[Start of Material for this exercise]

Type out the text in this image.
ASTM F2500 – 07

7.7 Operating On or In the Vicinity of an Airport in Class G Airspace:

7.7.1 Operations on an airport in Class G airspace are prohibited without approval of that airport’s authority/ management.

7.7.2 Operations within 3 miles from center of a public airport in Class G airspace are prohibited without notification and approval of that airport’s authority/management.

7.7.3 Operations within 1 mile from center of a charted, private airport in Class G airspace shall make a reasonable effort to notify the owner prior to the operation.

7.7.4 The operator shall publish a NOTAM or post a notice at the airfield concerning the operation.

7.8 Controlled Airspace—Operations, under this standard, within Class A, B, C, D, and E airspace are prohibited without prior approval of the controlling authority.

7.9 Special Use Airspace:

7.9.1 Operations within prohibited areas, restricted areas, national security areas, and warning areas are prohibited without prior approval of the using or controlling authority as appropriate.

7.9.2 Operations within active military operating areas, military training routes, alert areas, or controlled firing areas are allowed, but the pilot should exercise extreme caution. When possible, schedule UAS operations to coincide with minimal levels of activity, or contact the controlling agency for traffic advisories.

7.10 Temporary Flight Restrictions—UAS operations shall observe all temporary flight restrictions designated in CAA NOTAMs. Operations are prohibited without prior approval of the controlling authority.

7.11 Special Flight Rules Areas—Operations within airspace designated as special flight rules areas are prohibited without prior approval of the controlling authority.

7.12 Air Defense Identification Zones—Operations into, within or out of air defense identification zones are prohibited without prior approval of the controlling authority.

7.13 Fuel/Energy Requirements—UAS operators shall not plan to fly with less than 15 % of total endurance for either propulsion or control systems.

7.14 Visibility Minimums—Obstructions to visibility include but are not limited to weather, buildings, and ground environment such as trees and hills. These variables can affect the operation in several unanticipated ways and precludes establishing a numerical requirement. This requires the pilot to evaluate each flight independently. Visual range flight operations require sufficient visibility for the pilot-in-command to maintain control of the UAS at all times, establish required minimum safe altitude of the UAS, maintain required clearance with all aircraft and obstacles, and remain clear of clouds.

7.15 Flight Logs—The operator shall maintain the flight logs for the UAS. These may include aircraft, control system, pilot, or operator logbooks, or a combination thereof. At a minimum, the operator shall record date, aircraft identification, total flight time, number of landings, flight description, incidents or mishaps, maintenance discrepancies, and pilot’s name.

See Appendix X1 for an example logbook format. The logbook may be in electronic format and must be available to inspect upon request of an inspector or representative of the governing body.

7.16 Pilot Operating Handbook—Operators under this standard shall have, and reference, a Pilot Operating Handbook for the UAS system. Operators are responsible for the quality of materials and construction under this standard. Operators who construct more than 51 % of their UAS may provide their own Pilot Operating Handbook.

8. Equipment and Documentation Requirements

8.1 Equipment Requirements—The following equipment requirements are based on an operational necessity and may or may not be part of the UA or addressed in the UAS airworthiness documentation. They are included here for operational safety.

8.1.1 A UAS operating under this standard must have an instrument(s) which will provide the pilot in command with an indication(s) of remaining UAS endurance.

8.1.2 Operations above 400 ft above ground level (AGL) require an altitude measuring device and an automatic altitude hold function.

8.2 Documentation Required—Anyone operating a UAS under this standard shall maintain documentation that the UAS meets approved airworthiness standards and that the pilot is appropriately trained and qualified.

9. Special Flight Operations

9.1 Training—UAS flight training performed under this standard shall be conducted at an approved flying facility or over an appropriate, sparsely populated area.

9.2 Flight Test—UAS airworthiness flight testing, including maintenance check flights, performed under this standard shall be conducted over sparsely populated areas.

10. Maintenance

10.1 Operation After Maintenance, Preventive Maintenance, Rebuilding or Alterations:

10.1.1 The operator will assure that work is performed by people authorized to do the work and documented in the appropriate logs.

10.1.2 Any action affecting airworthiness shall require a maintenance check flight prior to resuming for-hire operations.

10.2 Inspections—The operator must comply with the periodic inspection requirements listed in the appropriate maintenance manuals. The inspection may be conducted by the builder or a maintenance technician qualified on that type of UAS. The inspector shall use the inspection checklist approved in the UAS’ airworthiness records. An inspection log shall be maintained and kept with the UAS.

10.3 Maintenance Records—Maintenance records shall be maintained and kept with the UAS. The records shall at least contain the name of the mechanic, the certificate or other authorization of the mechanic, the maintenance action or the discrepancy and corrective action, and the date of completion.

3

[End of Material for this exercise]

Copy all data exactly, start to finish.

### Right answer
Type out the text in this image.
ASTM F2500 – 07

7.7 Operating On or In the Vicinity of an Airport in Class G Airspace:

7.7.1 Operations on an airport in Class G airspace are prohibited without approval of that airport’s authority/ management.

7.7.2 Operations within 3 miles from center of a public airport in Class G airspace are prohibited without notification and approval of that airport’s authority/management.

7.7.3 Operations within 1 mile from center of a charted, private airport in Class G airspace shall make a reasonable effort to notify the owner prior to the operation.

7.7.4 The operator shall publish a NOTAM or post a notice at the airfield concerning the operation.

7.8 Controlled Airspace—Operations, under this standard, within Class A, B, C, D, and E airspace are prohibited without prior approval of the controlling authority.

7.9 Special Use Airspace:

7.9.1 Operations within prohibited areas, restricted areas, national security areas, and warning areas are prohibited without prior approval of the using or controlling authority as appropriate.

7.9.2 Operations within active military operating areas, military training routes, alert areas, or controlled firing areas are allowed, but the pilot should exercise extreme caution. When possible, schedule UAS operations to coincide with minimal levels of activity, or contact the controlling agency for traffic advisories.

7.10 Temporary Flight Restrictions—UAS operations shall observe all temporary flight restrictions designated in CAA NOTAMs. Operations are prohibited without prior approval of the controlling authority.

7.11 Special Flight Rules Areas—Operations within airspace designated as special flight rules areas are prohibited without prior approval of the controlling authority.

7.12 Air Defense Identification Zones—Operations into, within or out of air defense identification zones are prohibited without prior approval of the controlling authority.

7.13 Fuel/Energy Requirements—UAS operators shall not plan to fly with less than 15 % of total endurance for either propulsion or control systems.

7.14 Visibility Minimums—Obstructions to visibility include but are not limited to weather, buildings, and ground environment such as trees and hills. These variables can affect the operation in several unanticipated ways and precludes establishing a numerical requirement. This requires the pilot to evaluate each flight independently. Visual range flight operations require sufficient visibility for the pilot-in-command to maintain control of the UAS at all times, establish required minimum safe altitude of the UAS, maintain required clearance with all aircraft and obstacles, and remain clear of clouds.

7.15 Flight Logs—The operator shall maintain the flight logs for the UAS. These may include aircraft, control system, pilot, or operator logbooks, or a combination thereof. At a minimum, the operator shall record date, aircraft identification, total flight time, number of landings, flight description, incidents or mishaps, maintenance discrepancies, and pilot’s name.

See Appendix X1 for an example logbook format. The logbook may be in electronic format and must be available to inspect upon request of an inspector or representative of the governing body.

7.16 Pilot Operating Handbook—Operators under this standard shall have, and reference, a Pilot Operating Handbook for the UAS system. Operators are responsible for the quality of materials and construction under this standard. Operators who construct more than 51 % of their UAS may provide their own Pilot Operating Handbook.

8. Equipment and Documentation Requirements

8.1 Equipment Requirements—The following equipment requirements are based on an operational necessity and may or may not be part of the UA or addressed in the UAS airworthiness documentation. They are included here for operational safety.

8.1.1 A UAS operating under this standard must have an instrument(s) which will provide the pilot in command with an indication(s) of remaining UAS endurance.

8.1.2 Operations above 400 ft above ground level (AGL) require an altitude measuring device and an automatic altitude hold function.

8.2 Documentation Required—Anyone operating a UAS under this standard shall maintain documentation that the UAS meets approved airworthiness standards and that the pilot is appropriately trained and qualified.

9. Special Flight Operations

9.1 Training—UAS flight training performed under this standard shall be conducted at an approved flying facility or over an appropriate, sparsely populated area.

9.2 Flight Test—UAS airworthiness flight testing, including maintenance check flights, performed under this standard shall be conducted over sparsely populated areas.

10. Maintenance

10.1 Operation After Maintenance, Preventive Maintenance, Rebuilding or Alterations:

10.1.1 The operator will assure that work is performed by people authorized to do the work and documented in the appropriate logs.

10.1.2 Any action affecting airworthiness shall require a maintenance check flight prior to resuming for-hire operations.

10.2 Inspections—The operator must comply with the periodic inspection requirements listed in the appropriate maintenance manuals. The inspection may be conducted by the builder or a maintenance technician qualified on that type of UAS. The inspector shall use the inspection checklist approved in the UAS’ airworthiness records. An inspection log shall be maintained and kept with the UAS.

10.3 Maintenance Records—Maintenance records shall be maintained and kept with the UAS. The records shall at least contain the name of the mechanic, the certificate or other authorization of the mechanic, the maintenance action or the discrepancy and corrective action, and the date of completion.

3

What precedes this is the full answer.